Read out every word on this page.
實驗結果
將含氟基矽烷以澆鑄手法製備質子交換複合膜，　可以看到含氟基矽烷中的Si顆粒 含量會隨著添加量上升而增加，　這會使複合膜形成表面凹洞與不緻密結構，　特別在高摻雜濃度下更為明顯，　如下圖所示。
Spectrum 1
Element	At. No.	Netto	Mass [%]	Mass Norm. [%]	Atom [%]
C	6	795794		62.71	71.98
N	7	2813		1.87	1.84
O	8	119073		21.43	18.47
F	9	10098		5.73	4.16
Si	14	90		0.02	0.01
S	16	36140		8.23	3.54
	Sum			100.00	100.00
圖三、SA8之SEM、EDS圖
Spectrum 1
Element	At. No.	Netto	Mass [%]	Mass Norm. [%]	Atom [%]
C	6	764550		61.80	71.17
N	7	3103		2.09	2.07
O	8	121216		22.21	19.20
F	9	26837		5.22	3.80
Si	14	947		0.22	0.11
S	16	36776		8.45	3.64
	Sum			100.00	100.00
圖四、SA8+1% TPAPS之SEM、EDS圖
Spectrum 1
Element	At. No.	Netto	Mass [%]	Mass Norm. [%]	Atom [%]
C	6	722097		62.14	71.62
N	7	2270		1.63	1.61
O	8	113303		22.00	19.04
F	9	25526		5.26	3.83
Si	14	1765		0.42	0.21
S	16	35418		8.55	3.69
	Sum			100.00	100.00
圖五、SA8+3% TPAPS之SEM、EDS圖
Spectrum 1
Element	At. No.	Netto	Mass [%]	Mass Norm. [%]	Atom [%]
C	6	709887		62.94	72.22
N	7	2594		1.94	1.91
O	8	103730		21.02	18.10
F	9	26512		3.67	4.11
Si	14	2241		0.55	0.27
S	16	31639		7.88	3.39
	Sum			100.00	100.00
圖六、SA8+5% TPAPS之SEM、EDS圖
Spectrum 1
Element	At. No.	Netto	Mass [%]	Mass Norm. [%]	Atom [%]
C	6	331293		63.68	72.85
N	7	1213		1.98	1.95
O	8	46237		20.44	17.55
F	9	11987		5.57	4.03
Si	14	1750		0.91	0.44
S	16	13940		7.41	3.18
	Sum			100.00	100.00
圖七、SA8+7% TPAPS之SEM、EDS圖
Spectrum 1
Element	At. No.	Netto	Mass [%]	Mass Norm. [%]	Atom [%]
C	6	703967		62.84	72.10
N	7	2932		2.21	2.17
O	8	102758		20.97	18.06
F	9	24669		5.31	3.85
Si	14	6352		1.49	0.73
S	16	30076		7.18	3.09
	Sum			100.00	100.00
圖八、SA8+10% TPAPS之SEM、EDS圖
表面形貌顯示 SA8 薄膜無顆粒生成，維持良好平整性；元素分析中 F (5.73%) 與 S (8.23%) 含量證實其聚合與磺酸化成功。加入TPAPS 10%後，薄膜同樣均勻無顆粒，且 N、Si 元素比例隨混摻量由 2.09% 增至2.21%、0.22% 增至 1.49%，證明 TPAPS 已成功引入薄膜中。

__________________________________________________

- [Requirements]: Produce a verbatim transcription of the entries above.

- [Result for this task]:
Read out every word on this page.
實驗結果
將含氟基矽烷以澆鑄手法製備質子交換複合膜，　可以看到含氟基矽烷中的Si顆粒 含量會隨著添加量上升而增加，　這會使複合膜形成表面凹洞與不緻密結構，　特別在高摻雜濃度下更為明顯，　如下圖所示。
Spectrum 1
Element	At. No.	Netto	Mass [%]	Mass Norm. [%]	Atom [%]
C	6	795794		62.71	71.98
N	7	2813		1.87	1.84
O	8	119073		21.43	18.47
F	9	10098		5.73	4.16
Si	14	90		0.02	0.01
S	16	36140		8.23	3.54
	Sum			100.00	100.00
圖三、SA8之SEM、EDS圖
Spectrum 1
Element	At. No.	Netto	Mass [%]	Mass Norm. [%]	Atom [%]
C	6	764550		61.80	71.17
N	7	3103		2.09	2.07
O	8	121216		22.21	19.20
F	9	26837		5.22	3.80
Si	14	947		0.22	0.11
S	16	36776		8.45	3.64
	Sum			100.00	100.00
圖四、SA8+1% TPAPS之SEM、EDS圖
Spectrum 1
Element	At. No.	Netto	Mass [%]	Mass Norm. [%]	Atom [%]
C	6	722097		62.14	71.62
N	7	2270		1.63	1.61
O	8	113303		22.00	19.04
F	9	25526		5.26	3.83
Si	14	1765		0.42	0.21
S	16	35418		8.55	3.69
	Sum			100.00	100.00
圖五、SA8+3% TPAPS之SEM、EDS圖
Spectrum 1
Element	At. No.	Netto	Mass [%]	Mass Norm. [%]	Atom [%]
C	6	709887		62.94	72.22
N	7	2594		1.94	1.91
O	8	103730		21.02	18.10
F	9	26512		3.67	4.11
Si	14	2241		0.55	0.27
S	16	31639		7.88	3.39
	Sum			100.00	100.00
圖六、SA8+5% TPAPS之SEM、EDS圖
Spectrum 1
Element	At. No.	Netto	Mass [%]	Mass Norm. [%]	Atom [%]
C	6	331293		63.68	72.85
N	7	1213		1.98	1.95
O	8	46237		20.44	17.55
F	9	11987		5.57	4.03
Si	14	1750		0.91	0.44
S	16	13940		7.41	3.18
	Sum			100.00	100.00
圖七、SA8+7% TPAPS之SEM、EDS圖
Spectrum 1
Element	At. No.	Netto	Mass [%]	Mass Norm. [%]	Atom [%]
C	6	703967		62.84	72.10
N	7	2932		2.21	2.17
O	8	102758		20.97	18.06
F	9	24669		5.31	3.85
Si	14	6352		1.49	0.73
S	16	30076		7.18	3.09
	Sum			100.00	100.00
圖八、SA8+10% TPAPS之SEM、EDS圖
表面形貌顯示 SA8 薄膜無顆粒生成，維持良好平整性；元素分析中 F (5.73%) 與 S (8.23%) 含量證實其聚合與磺酸化成功。加入TPAPS 10%後，薄膜同樣均勻無顆粒，且 N、Si 元素比例隨混摻量由 2.09% 增至2.21%、0.22% 增至 1.49%，證明 TPAPS 已成功引入薄膜中。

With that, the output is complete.